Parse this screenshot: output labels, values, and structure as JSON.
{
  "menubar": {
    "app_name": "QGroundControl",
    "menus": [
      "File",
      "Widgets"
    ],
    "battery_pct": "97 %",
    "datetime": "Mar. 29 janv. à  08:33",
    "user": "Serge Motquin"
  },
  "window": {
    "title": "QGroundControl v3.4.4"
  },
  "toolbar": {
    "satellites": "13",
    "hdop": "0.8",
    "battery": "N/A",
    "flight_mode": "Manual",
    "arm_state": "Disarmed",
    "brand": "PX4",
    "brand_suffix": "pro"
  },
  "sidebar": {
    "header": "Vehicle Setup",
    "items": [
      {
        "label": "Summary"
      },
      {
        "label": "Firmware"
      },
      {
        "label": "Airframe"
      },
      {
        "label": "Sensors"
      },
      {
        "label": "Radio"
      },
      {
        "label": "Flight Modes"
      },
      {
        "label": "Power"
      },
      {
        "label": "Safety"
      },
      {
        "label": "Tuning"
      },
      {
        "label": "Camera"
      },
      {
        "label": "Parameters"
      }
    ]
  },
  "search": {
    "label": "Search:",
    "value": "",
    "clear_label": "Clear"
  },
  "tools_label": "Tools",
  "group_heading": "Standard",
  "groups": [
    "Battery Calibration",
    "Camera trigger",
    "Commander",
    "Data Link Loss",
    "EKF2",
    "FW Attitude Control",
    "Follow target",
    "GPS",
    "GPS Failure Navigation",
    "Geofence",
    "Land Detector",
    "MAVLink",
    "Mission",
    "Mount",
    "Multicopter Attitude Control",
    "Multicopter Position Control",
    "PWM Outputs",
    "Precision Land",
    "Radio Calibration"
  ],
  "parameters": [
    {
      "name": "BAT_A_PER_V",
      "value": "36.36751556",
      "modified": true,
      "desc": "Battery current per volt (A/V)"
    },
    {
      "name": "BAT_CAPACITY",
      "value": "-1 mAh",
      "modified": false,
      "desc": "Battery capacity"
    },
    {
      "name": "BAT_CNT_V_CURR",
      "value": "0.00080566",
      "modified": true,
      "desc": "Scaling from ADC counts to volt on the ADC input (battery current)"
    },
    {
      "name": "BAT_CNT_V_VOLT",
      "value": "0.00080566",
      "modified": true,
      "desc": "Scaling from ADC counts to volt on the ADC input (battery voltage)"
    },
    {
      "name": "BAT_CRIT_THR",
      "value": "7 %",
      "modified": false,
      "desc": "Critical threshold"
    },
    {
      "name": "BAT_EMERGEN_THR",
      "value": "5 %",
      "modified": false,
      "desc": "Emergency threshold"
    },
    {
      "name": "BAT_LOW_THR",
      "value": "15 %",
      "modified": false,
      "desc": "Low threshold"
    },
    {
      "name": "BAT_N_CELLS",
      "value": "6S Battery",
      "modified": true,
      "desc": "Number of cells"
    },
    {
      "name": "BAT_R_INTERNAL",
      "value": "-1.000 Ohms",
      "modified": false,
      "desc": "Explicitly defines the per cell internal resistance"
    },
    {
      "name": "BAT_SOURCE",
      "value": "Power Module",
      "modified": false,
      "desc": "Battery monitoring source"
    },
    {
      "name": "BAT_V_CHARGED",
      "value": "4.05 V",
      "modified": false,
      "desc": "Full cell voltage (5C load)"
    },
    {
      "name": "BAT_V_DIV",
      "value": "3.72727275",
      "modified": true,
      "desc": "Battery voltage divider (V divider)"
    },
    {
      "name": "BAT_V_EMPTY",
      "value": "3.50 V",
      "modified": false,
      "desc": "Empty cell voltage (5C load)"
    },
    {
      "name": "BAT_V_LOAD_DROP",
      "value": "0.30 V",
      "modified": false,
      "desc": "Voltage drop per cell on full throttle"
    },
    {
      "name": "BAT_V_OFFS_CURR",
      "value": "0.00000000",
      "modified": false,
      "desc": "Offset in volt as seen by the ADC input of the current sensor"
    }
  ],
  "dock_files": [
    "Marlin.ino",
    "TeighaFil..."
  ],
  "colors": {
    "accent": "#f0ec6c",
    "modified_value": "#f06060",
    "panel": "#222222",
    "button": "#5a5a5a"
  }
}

- _Task objective_
Check each line in the listing above for the string "Attitude", then report how many lines contain it, with no other text.

- _Output_
2